DIRECTIVE: Show each line that has the string "this" in it.

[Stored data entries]
----
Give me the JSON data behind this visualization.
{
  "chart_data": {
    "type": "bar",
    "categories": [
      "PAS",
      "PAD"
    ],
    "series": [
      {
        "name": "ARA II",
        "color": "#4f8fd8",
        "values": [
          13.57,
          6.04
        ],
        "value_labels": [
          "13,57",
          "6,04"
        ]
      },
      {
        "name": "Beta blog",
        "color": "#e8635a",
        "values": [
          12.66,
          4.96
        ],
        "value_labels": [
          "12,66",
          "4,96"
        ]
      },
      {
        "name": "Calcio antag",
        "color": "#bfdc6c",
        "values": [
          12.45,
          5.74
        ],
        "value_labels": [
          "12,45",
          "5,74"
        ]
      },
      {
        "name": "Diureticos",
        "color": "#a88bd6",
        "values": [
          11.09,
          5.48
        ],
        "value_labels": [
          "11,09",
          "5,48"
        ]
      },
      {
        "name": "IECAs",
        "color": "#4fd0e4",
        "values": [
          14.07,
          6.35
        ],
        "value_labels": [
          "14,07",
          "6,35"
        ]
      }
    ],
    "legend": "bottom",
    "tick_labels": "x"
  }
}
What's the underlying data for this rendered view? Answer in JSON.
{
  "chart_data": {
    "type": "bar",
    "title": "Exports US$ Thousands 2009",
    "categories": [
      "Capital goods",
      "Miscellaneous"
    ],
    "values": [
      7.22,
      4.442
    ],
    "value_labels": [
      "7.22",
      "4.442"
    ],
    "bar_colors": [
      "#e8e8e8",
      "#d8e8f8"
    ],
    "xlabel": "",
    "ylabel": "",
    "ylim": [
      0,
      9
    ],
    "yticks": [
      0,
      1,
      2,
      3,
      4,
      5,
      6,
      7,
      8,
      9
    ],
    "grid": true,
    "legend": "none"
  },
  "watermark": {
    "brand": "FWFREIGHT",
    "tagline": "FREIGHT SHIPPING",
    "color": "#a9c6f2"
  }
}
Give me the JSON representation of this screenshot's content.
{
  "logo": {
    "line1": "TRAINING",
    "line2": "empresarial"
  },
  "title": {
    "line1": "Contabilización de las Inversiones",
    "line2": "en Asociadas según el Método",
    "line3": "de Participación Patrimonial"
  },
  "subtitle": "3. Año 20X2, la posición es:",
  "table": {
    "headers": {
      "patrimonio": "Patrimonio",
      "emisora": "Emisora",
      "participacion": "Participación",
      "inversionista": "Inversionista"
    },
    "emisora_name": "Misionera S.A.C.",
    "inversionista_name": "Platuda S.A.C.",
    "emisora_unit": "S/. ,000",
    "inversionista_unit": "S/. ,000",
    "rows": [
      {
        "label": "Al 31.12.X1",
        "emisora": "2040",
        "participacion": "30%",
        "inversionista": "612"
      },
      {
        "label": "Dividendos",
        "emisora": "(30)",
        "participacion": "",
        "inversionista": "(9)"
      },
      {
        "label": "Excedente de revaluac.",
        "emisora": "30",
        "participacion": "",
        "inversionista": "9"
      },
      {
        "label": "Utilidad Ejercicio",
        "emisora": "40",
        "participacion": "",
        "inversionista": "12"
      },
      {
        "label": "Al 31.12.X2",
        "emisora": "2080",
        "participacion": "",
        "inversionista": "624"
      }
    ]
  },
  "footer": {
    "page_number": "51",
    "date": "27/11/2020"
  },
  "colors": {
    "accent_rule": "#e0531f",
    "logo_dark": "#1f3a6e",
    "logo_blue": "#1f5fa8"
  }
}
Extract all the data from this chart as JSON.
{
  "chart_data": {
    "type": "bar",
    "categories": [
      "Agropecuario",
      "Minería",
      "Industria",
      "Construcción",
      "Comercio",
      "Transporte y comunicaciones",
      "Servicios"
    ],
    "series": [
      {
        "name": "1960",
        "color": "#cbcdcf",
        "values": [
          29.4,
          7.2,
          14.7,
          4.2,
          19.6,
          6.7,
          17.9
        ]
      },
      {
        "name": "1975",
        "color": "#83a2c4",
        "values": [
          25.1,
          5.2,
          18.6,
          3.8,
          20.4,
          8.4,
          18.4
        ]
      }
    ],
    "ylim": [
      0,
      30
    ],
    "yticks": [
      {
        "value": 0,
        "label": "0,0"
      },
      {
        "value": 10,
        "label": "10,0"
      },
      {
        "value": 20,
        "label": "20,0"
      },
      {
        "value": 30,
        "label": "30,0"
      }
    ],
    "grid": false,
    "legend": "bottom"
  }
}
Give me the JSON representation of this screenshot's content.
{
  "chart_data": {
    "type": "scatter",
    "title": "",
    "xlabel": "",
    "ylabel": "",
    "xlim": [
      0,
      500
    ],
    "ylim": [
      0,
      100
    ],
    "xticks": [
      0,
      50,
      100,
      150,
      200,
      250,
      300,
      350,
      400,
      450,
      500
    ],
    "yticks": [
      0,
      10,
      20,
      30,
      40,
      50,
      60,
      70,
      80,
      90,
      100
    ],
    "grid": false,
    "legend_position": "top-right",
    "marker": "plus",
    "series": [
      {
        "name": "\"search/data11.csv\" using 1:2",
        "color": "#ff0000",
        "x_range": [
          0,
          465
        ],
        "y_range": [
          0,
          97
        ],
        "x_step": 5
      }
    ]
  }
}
----
WRITTEN SOLUTION:
Give me the JSON data behind this visualization.
What's the underlying data for this rendered view? Answer in JSON.
Give me the JSON representation of this screenshot's content.
Extract all the data from this chart as JSON.
Give me the JSON representation of this screenshot's content.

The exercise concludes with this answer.